Every entry below must be repeated exactly; skip the pictures.
━━━ Data entries ━━━
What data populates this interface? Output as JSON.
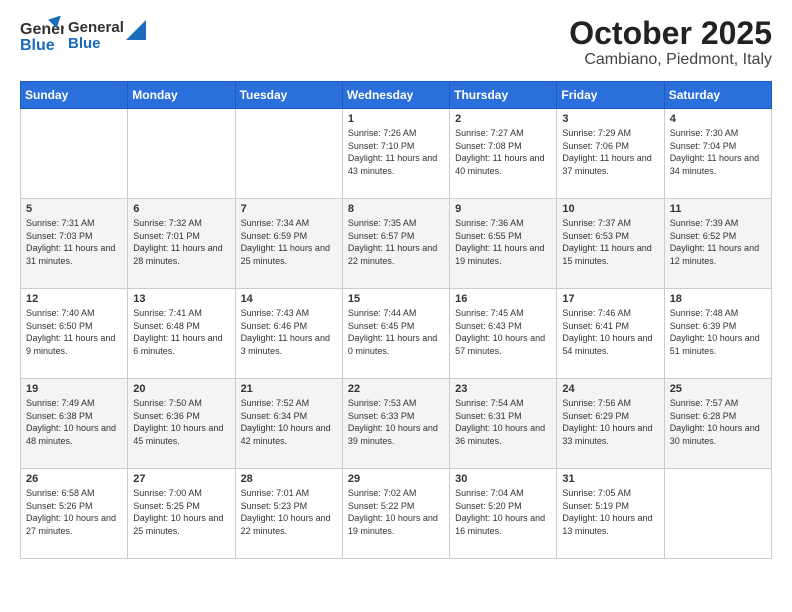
{
  "logo": {
    "general": "General",
    "blue": "Blue"
  },
  "title": "October 2025",
  "location": "Cambiano, Piedmont, Italy",
  "weekdays": [
    "Sunday",
    "Monday",
    "Tuesday",
    "Wednesday",
    "Thursday",
    "Friday",
    "Saturday"
  ],
  "weeks": [
    [
      {
        "day": "",
        "empty": true
      },
      {
        "day": "",
        "empty": true
      },
      {
        "day": "",
        "empty": true
      },
      {
        "day": "1",
        "sunrise": "7:26 AM",
        "sunset": "7:10 PM",
        "daylight": "11 hours and 43 minutes."
      },
      {
        "day": "2",
        "sunrise": "7:27 AM",
        "sunset": "7:08 PM",
        "daylight": "11 hours and 40 minutes."
      },
      {
        "day": "3",
        "sunrise": "7:29 AM",
        "sunset": "7:06 PM",
        "daylight": "11 hours and 37 minutes."
      },
      {
        "day": "4",
        "sunrise": "7:30 AM",
        "sunset": "7:04 PM",
        "daylight": "11 hours and 34 minutes."
      }
    ],
    [
      {
        "day": "5",
        "sunrise": "7:31 AM",
        "sunset": "7:03 PM",
        "daylight": "11 hours and 31 minutes."
      },
      {
        "day": "6",
        "sunrise": "7:32 AM",
        "sunset": "7:01 PM",
        "daylight": "11 hours and 28 minutes."
      },
      {
        "day": "7",
        "sunrise": "7:34 AM",
        "sunset": "6:59 PM",
        "daylight": "11 hours and 25 minutes."
      },
      {
        "day": "8",
        "sunrise": "7:35 AM",
        "sunset": "6:57 PM",
        "daylight": "11 hours and 22 minutes."
      },
      {
        "day": "9",
        "sunrise": "7:36 AM",
        "sunset": "6:55 PM",
        "daylight": "11 hours and 19 minutes."
      },
      {
        "day": "10",
        "sunrise": "7:37 AM",
        "sunset": "6:53 PM",
        "daylight": "11 hours and 15 minutes."
      },
      {
        "day": "11",
        "sunrise": "7:39 AM",
        "sunset": "6:52 PM",
        "daylight": "11 hours and 12 minutes."
      }
    ],
    [
      {
        "day": "12",
        "sunrise": "7:40 AM",
        "sunset": "6:50 PM",
        "daylight": "11 hours and 9 minutes."
      },
      {
        "day": "13",
        "sunrise": "7:41 AM",
        "sunset": "6:48 PM",
        "daylight": "11 hours and 6 minutes."
      },
      {
        "day": "14",
        "sunrise": "7:43 AM",
        "sunset": "6:46 PM",
        "daylight": "11 hours and 3 minutes."
      },
      {
        "day": "15",
        "sunrise": "7:44 AM",
        "sunset": "6:45 PM",
        "daylight": "11 hours and 0 minutes."
      },
      {
        "day": "16",
        "sunrise": "7:45 AM",
        "sunset": "6:43 PM",
        "daylight": "10 hours and 57 minutes."
      },
      {
        "day": "17",
        "sunrise": "7:46 AM",
        "sunset": "6:41 PM",
        "daylight": "10 hours and 54 minutes."
      },
      {
        "day": "18",
        "sunrise": "7:48 AM",
        "sunset": "6:39 PM",
        "daylight": "10 hours and 51 minutes."
      }
    ],
    [
      {
        "day": "19",
        "sunrise": "7:49 AM",
        "sunset": "6:38 PM",
        "daylight": "10 hours and 48 minutes."
      },
      {
        "day": "20",
        "sunrise": "7:50 AM",
        "sunset": "6:36 PM",
        "daylight": "10 hours and 45 minutes."
      },
      {
        "day": "21",
        "sunrise": "7:52 AM",
        "sunset": "6:34 PM",
        "daylight": "10 hours and 42 minutes."
      },
      {
        "day": "22",
        "sunrise": "7:53 AM",
        "sunset": "6:33 PM",
        "daylight": "10 hours and 39 minutes."
      },
      {
        "day": "23",
        "sunrise": "7:54 AM",
        "sunset": "6:31 PM",
        "daylight": "10 hours and 36 minutes."
      },
      {
        "day": "24",
        "sunrise": "7:56 AM",
        "sunset": "6:29 PM",
        "daylight": "10 hours and 33 minutes."
      },
      {
        "day": "25",
        "sunrise": "7:57 AM",
        "sunset": "6:28 PM",
        "daylight": "10 hours and 30 minutes."
      }
    ],
    [
      {
        "day": "26",
        "sunrise": "6:58 AM",
        "sunset": "5:26 PM",
        "daylight": "10 hours and 27 minutes."
      },
      {
        "day": "27",
        "sunrise": "7:00 AM",
        "sunset": "5:25 PM",
        "daylight": "10 hours and 25 minutes."
      },
      {
        "day": "28",
        "sunrise": "7:01 AM",
        "sunset": "5:23 PM",
        "daylight": "10 hours and 22 minutes."
      },
      {
        "day": "29",
        "sunrise": "7:02 AM",
        "sunset": "5:22 PM",
        "daylight": "10 hours and 19 minutes."
      },
      {
        "day": "30",
        "sunrise": "7:04 AM",
        "sunset": "5:20 PM",
        "daylight": "10 hours and 16 minutes."
      },
      {
        "day": "31",
        "sunrise": "7:05 AM",
        "sunset": "5:19 PM",
        "daylight": "10 hours and 13 minutes."
      },
      {
        "day": "",
        "empty": true
      }
    ]
  ]
}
━━━
__Exercise solution__
What data populates this interface? Output as JSON.
{
  "logo": {
    "general": "General",
    "blue": "Blue"
  },
  "title": "October 2025",
  "location": "Cambiano, Piedmont, Italy",
  "weekdays": [
    "Sunday",
    "Monday",
    "Tuesday",
    "Wednesday",
    "Thursday",
    "Friday",
    "Saturday"
  ],
  "weeks": [
    [
      {
        "day": "",
        "empty": true
      },
      {
        "day": "",
        "empty": true
      },
      {
        "day": "",
        "empty": true
      },
      {
        "day": "1",
        "sunrise": "7:26 AM",
        "sunset": "7:10 PM",
        "daylight": "11 hours and 43 minutes."
      },
      {
        "day": "2",
        "sunrise": "7:27 AM",
        "sunset": "7:08 PM",
        "daylight": "11 hours and 40 minutes."
      },
      {
        "day": "3",
        "sunrise": "7:29 AM",
        "sunset": "7:06 PM",
        "daylight": "11 hours and 37 minutes."
      },
      {
        "day": "4",
        "sunrise": "7:30 AM",
        "sunset": "7:04 PM",
        "daylight": "11 hours and 34 minutes."
      }
    ],
    [
      {
        "day": "5",
        "sunrise": "7:31 AM",
        "sunset": "7:03 PM",
        "daylight": "11 hours and 31 minutes."
      },
      {
        "day": "6",
        "sunrise": "7:32 AM",
        "sunset": "7:01 PM",
        "daylight": "11 hours and 28 minutes."
      },
      {
        "day": "7",
        "sunrise": "7:34 AM",
        "sunset": "6:59 PM",
        "daylight": "11 hours and 25 minutes."
      },
      {
        "day": "8",
        "sunrise": "7:35 AM",
        "sunset": "6:57 PM",
        "daylight": "11 hours and 22 minutes."
      },
      {
        "day": "9",
        "sunrise": "7:36 AM",
        "sunset": "6:55 PM",
        "daylight": "11 hours and 19 minutes."
      },
      {
        "day": "10",
        "sunrise": "7:37 AM",
        "sunset": "6:53 PM",
        "daylight": "11 hours and 15 minutes."
      },
      {
        "day": "11",
        "sunrise": "7:39 AM",
        "sunset": "6:52 PM",
        "daylight": "11 hours and 12 minutes."
      }
    ],
    [
      {
        "day": "12",
        "sunrise": "7:40 AM",
        "sunset": "6:50 PM",
        "daylight": "11 hours and 9 minutes."
      },
      {
        "day": "13",
        "sunrise": "7:41 AM",
        "sunset": "6:48 PM",
        "daylight": "11 hours and 6 minutes."
      },
      {
        "day": "14",
        "sunrise": "7:43 AM",
        "sunset": "6:46 PM",
        "daylight": "11 hours and 3 minutes."
      },
      {
        "day": "15",
        "sunrise": "7:44 AM",
        "sunset": "6:45 PM",
        "daylight": "11 hours and 0 minutes."
      },
      {
        "day": "16",
        "sunrise": "7:45 AM",
        "sunset": "6:43 PM",
        "daylight": "10 hours and 57 minutes."
      },
      {
        "day": "17",
        "sunrise": "7:46 AM",
        "sunset": "6:41 PM",
        "daylight": "10 hours and 54 minutes."
      },
      {
        "day": "18",
        "sunrise": "7:48 AM",
        "sunset": "6:39 PM",
        "daylight": "10 hours and 51 minutes."
      }
    ],
    [
      {
        "day": "19",
        "sunrise": "7:49 AM",
        "sunset": "6:38 PM",
        "daylight": "10 hours and 48 minutes."
      },
      {
        "day": "20",
        "sunrise": "7:50 AM",
        "sunset": "6:36 PM",
        "daylight": "10 hours and 45 minutes."
      },
      {
        "day": "21",
        "sunrise": "7:52 AM",
        "sunset": "6:34 PM",
        "daylight": "10 hours and 42 minutes."
      },
      {
        "day": "22",
        "sunrise": "7:53 AM",
        "sunset": "6:33 PM",
        "daylight": "10 hours and 39 minutes."
      },
      {
        "day": "23",
        "sunrise": "7:54 AM",
        "sunset": "6:31 PM",
        "daylight": "10 hours and 36 minutes."
      },
      {
        "day": "24",
        "sunrise": "7:56 AM",
        "sunset": "6:29 PM",
        "daylight": "10 hours and 33 minutes."
      },
      {
        "day": "25",
        "sunrise": "7:57 AM",
        "sunset": "6:28 PM",
        "daylight": "10 hours and 30 minutes."
      }
    ],
    [
      {
        "day": "26",
        "sunrise": "6:58 AM",
        "sunset": "5:26 PM",
        "daylight": "10 hours and 27 minutes."
      },
      {
        "day": "27",
        "sunrise": "7:00 AM",
        "sunset": "5:25 PM",
        "daylight": "10 hours and 25 minutes."
      },
      {
        "day": "28",
        "sunrise": "7:01 AM",
        "sunset": "5:23 PM",
        "daylight": "10 hours and 22 minutes."
      },
      {
        "day": "29",
        "sunrise": "7:02 AM",
        "sunset": "5:22 PM",
        "daylight": "10 hours and 19 minutes."
      },
      {
        "day": "30",
        "sunrise": "7:04 AM",
        "sunset": "5:20 PM",
        "daylight": "10 hours and 16 minutes."
      },
      {
        "day": "31",
        "sunrise": "7:05 AM",
        "sunset": "5:19 PM",
        "daylight": "10 hours and 13 minutes."
      },
      {
        "day": "",
        "empty": true
      }
    ]
  ]
}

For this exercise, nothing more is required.